*Short task:* Copy every line that mentions the word "Layers".

*Information supplied:*
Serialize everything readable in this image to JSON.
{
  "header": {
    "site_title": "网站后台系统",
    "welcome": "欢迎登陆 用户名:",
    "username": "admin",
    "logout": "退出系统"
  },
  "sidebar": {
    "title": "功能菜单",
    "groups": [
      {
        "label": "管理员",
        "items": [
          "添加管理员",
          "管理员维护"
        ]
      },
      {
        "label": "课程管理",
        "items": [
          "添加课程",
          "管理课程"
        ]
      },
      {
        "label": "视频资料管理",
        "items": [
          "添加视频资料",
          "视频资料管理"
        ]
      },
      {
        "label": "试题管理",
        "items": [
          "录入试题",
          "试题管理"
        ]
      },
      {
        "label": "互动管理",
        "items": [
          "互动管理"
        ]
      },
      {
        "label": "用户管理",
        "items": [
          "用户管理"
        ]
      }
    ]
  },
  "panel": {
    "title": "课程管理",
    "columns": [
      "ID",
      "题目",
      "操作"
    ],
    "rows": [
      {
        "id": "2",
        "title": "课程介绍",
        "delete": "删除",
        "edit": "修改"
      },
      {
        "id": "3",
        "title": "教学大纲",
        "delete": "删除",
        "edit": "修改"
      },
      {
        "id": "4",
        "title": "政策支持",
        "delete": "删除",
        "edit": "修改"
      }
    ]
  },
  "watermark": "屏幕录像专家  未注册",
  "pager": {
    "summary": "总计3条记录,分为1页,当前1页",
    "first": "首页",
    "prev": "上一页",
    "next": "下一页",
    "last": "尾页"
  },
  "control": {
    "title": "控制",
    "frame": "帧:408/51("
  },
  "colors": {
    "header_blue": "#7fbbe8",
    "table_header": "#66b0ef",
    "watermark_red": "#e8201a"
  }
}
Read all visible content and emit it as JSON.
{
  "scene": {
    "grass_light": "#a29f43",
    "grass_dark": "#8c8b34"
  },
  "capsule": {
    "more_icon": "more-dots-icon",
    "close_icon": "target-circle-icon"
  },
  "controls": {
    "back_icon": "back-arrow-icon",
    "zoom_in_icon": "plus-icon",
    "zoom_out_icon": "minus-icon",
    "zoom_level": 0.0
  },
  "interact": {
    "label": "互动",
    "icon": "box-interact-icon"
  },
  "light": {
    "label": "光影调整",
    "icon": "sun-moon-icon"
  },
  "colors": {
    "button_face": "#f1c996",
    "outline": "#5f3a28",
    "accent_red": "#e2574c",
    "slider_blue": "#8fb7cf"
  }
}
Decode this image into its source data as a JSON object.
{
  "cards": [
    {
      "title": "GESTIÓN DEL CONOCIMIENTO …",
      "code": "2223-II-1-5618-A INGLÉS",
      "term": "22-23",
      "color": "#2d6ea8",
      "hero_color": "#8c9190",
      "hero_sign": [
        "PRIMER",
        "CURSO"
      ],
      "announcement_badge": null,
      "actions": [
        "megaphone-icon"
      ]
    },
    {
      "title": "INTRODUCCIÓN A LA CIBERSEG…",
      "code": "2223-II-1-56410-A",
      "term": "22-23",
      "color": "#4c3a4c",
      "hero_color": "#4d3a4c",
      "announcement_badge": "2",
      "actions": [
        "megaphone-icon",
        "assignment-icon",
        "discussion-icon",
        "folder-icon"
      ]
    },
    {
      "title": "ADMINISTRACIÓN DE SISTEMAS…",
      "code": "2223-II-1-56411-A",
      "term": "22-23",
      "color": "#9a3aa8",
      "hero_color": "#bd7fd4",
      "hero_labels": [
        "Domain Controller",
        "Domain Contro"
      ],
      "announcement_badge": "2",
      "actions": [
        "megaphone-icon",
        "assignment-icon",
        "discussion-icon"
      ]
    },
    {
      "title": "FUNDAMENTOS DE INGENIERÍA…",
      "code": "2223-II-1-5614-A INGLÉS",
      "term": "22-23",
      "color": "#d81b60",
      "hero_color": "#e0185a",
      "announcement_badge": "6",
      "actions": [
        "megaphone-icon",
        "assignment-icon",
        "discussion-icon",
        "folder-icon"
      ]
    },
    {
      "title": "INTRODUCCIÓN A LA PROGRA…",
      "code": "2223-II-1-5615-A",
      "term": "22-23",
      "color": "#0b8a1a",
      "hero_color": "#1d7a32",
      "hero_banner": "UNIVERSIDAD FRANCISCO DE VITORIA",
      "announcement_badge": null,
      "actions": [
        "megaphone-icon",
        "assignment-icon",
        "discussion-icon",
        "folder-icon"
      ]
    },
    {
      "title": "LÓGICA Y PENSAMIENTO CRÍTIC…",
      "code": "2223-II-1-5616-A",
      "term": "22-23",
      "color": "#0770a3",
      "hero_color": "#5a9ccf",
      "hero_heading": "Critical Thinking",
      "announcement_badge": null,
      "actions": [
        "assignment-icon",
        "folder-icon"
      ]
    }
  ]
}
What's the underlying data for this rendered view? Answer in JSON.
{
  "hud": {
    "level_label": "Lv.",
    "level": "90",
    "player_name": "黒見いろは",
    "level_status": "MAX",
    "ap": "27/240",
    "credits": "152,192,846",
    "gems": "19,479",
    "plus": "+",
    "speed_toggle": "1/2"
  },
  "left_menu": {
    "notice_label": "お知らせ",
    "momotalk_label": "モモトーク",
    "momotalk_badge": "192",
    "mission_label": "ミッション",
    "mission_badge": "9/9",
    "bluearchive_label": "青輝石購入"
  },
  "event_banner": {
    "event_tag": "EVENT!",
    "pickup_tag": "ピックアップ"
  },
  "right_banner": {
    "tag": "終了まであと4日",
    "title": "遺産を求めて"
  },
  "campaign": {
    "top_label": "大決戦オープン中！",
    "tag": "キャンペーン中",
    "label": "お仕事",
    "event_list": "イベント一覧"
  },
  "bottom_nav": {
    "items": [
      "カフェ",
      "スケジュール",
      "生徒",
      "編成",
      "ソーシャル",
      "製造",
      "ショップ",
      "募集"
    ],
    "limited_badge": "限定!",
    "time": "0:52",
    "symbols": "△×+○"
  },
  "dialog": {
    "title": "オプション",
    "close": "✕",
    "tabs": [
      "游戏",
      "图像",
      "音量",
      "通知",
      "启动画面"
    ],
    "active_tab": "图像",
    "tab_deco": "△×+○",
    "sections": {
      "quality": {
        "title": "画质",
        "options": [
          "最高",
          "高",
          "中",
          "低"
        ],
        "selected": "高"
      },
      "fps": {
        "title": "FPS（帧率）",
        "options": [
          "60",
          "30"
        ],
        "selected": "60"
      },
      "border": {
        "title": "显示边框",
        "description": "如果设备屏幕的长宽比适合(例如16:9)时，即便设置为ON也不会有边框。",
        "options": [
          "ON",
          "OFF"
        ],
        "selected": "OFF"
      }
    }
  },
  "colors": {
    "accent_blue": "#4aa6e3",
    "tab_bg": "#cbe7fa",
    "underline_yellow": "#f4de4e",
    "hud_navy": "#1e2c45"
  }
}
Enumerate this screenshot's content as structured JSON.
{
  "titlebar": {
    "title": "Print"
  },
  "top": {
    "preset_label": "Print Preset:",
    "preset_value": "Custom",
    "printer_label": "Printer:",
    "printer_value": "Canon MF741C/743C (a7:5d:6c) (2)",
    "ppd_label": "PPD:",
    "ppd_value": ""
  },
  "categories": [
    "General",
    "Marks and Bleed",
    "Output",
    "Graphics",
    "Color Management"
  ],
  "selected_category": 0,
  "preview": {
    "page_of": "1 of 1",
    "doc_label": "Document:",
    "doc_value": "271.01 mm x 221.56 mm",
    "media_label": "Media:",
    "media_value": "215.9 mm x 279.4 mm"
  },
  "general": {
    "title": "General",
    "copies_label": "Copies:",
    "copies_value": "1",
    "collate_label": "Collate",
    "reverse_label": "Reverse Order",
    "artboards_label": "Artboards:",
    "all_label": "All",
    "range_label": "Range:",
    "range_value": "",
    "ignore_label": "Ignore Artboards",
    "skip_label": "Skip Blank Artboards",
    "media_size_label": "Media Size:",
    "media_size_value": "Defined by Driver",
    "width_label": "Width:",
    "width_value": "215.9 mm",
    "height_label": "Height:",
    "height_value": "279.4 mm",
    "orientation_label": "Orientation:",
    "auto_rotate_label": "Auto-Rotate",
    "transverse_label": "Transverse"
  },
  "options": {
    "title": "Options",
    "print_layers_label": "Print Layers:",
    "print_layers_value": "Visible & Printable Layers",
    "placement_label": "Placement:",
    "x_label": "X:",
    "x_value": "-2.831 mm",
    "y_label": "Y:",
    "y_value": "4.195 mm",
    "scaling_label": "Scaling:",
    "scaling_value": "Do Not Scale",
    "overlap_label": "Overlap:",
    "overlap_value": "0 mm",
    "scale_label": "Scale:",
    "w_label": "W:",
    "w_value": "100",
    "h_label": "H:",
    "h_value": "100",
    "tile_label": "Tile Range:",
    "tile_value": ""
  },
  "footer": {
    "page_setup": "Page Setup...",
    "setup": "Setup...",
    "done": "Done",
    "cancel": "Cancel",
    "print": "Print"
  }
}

*Solution:*
    "print_layers_label": "Print Layers:",
    "print_layers_value": "Visible & Printable Layers",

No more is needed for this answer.